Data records
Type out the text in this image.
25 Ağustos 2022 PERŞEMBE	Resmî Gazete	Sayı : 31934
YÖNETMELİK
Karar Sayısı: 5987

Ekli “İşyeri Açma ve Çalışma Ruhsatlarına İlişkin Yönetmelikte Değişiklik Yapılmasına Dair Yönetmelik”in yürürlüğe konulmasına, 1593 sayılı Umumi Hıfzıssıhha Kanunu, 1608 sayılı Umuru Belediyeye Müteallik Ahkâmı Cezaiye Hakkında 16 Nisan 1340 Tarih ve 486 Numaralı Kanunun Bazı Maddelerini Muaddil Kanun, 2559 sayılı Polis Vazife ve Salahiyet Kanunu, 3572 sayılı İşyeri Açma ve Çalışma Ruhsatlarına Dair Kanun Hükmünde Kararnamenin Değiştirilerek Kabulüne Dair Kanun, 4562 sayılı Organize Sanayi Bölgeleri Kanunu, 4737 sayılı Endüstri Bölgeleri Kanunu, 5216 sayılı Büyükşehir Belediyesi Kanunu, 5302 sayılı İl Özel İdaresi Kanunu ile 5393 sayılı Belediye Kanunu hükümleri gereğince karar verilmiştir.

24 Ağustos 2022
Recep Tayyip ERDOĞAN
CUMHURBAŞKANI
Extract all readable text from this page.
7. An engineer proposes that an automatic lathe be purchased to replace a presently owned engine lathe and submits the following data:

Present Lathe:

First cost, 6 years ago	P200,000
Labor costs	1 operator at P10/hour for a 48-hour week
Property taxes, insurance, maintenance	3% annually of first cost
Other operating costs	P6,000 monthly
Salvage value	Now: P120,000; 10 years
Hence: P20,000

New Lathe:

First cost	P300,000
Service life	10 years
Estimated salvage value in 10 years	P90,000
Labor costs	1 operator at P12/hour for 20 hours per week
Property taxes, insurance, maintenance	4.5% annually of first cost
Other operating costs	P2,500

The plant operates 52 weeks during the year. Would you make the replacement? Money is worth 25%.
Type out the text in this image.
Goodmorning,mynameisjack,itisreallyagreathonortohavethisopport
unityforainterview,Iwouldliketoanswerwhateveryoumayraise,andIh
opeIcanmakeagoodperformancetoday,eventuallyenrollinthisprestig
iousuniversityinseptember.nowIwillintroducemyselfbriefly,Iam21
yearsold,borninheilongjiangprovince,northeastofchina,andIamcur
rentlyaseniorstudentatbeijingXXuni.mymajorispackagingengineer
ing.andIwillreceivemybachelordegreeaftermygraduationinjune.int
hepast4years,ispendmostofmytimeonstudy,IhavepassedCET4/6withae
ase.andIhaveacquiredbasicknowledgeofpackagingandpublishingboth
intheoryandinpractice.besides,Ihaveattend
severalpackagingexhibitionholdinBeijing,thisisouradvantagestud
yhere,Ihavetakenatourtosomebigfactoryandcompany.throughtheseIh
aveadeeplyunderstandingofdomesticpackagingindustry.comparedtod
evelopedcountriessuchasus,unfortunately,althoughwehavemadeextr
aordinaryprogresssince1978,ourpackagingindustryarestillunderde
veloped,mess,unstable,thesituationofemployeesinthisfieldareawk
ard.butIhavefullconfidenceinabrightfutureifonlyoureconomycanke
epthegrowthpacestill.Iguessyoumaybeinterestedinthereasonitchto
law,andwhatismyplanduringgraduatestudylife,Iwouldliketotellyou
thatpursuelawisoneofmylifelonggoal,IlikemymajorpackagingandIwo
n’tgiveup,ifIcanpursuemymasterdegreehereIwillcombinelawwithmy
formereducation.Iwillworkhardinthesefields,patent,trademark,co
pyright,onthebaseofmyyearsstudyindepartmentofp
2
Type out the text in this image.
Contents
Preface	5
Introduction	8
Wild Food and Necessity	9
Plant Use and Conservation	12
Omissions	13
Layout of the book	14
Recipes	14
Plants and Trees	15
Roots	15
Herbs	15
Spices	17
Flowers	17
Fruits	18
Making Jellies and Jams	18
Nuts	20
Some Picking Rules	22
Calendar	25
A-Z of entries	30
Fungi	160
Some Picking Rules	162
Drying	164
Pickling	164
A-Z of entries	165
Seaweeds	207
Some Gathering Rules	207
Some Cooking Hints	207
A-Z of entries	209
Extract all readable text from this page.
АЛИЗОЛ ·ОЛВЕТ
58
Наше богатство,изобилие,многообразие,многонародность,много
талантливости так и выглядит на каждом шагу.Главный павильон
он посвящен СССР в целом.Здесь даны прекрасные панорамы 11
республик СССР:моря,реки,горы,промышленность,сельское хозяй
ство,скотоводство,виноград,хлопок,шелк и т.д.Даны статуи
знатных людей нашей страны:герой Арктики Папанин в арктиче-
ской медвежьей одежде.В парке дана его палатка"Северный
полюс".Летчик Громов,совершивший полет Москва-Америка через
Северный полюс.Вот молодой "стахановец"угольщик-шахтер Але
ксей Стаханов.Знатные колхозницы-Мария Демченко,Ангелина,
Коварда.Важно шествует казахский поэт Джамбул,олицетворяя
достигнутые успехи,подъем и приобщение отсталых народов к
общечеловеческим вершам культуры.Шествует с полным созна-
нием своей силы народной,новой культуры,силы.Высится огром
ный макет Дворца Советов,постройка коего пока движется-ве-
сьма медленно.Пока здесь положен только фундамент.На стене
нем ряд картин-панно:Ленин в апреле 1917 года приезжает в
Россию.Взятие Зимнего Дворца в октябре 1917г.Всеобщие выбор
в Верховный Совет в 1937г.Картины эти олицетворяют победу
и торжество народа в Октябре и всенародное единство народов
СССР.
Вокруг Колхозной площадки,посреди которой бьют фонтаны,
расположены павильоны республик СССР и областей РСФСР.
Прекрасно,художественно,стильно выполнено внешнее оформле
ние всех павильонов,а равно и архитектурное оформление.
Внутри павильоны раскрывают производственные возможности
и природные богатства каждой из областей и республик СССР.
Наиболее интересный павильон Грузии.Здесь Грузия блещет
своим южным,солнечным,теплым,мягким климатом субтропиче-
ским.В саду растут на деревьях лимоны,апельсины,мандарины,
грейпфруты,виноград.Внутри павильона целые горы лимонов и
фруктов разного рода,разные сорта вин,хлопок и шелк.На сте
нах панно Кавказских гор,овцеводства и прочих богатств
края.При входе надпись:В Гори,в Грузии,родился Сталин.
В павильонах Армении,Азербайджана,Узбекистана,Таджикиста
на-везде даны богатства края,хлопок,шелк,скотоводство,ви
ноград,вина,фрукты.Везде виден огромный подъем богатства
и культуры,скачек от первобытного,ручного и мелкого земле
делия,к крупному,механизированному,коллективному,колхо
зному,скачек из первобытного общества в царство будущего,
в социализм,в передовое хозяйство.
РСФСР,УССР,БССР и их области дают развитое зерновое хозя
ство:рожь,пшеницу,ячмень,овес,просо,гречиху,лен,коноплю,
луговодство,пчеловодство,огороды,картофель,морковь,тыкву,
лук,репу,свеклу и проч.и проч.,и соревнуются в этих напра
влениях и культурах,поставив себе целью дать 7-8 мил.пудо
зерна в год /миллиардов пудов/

**Task directions:** Looking at the records above, work out how many lines include the word "горы", then give that number by itself.

**Answer:** 2